--- Start of RECORDS FOR PROCESSING ---
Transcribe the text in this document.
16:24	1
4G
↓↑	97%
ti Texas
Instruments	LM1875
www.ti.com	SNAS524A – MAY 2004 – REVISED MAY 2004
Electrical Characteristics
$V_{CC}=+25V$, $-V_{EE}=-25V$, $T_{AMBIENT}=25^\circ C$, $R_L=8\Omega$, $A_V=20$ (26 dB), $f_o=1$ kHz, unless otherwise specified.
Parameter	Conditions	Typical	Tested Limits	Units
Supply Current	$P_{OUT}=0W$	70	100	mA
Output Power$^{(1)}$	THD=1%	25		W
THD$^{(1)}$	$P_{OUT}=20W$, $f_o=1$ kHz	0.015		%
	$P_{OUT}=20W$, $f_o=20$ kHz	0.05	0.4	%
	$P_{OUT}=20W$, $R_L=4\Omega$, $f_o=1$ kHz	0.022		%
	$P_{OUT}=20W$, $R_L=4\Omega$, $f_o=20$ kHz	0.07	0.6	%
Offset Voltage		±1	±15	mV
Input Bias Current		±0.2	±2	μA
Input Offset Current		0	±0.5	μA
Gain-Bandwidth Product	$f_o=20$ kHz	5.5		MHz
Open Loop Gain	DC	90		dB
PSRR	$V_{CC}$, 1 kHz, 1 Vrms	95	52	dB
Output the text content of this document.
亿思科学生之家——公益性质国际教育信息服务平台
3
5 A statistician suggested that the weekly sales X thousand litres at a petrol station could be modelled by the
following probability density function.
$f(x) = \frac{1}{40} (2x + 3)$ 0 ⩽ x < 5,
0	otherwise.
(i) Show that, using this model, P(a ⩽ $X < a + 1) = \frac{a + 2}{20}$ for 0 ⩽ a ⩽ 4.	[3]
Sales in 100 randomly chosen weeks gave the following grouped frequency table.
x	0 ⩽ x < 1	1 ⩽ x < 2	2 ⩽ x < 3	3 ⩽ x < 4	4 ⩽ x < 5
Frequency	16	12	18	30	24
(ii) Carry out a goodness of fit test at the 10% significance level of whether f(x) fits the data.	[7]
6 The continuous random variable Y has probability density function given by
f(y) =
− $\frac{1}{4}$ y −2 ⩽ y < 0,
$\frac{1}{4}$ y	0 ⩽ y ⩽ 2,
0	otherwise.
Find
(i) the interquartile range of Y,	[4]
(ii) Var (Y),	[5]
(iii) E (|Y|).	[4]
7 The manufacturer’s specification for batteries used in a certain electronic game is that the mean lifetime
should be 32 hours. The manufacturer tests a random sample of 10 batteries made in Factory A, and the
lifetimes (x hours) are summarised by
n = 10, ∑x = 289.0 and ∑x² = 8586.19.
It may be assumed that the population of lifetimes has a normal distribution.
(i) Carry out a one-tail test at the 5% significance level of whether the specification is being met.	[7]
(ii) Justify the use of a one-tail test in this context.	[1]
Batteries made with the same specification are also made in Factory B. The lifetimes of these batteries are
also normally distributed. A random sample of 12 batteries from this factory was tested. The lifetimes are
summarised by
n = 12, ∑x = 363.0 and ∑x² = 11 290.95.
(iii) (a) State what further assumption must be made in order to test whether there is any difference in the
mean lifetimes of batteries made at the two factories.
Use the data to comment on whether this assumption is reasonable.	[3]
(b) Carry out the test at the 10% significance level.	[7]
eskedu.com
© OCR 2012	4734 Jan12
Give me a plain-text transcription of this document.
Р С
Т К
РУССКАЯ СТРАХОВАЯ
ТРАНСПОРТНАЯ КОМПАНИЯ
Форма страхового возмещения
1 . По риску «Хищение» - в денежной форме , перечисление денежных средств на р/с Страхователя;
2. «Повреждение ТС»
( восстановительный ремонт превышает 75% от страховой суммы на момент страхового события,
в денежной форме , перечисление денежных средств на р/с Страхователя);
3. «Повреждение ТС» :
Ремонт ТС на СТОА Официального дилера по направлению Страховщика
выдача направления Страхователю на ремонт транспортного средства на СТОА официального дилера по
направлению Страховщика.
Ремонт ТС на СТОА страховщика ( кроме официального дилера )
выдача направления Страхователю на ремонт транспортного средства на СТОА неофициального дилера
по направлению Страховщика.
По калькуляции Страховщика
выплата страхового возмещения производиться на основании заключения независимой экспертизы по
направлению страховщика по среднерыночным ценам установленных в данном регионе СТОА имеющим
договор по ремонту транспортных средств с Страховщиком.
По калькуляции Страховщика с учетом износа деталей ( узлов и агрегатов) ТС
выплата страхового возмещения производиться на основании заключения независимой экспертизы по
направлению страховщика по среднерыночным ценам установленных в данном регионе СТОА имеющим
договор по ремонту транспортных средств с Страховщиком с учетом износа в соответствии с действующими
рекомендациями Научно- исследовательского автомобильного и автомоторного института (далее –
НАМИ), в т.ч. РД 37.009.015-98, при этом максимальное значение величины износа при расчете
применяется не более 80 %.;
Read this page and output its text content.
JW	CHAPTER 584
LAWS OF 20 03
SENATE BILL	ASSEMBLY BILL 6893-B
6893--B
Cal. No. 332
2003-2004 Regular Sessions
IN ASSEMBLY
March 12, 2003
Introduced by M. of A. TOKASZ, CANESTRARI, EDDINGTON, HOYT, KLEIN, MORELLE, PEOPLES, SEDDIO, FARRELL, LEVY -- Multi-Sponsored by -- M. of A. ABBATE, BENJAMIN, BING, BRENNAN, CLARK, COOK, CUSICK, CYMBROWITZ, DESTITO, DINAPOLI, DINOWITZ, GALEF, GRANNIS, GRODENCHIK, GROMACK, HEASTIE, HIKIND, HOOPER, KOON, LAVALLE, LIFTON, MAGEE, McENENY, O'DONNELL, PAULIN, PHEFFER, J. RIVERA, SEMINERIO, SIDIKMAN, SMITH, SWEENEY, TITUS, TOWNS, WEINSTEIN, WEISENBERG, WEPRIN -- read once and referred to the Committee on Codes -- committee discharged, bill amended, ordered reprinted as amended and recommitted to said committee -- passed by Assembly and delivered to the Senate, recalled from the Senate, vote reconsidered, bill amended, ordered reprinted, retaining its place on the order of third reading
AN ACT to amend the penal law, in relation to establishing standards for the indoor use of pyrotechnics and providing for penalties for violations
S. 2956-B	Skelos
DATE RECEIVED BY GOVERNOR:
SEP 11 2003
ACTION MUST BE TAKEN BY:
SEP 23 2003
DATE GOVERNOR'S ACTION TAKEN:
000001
--- End of RECORDS FOR PROCESSING ---
TASK INSTRUCTIONS:
Gather up, from the records above, each line where the word "data" appears.

FULL OUTPUT:
(ii) Carry out a goodness of fit test at the 10% significance level of whether f(x) fits the data.	[7]
Use the data to comment on whether this assumption is reasonable.	[3]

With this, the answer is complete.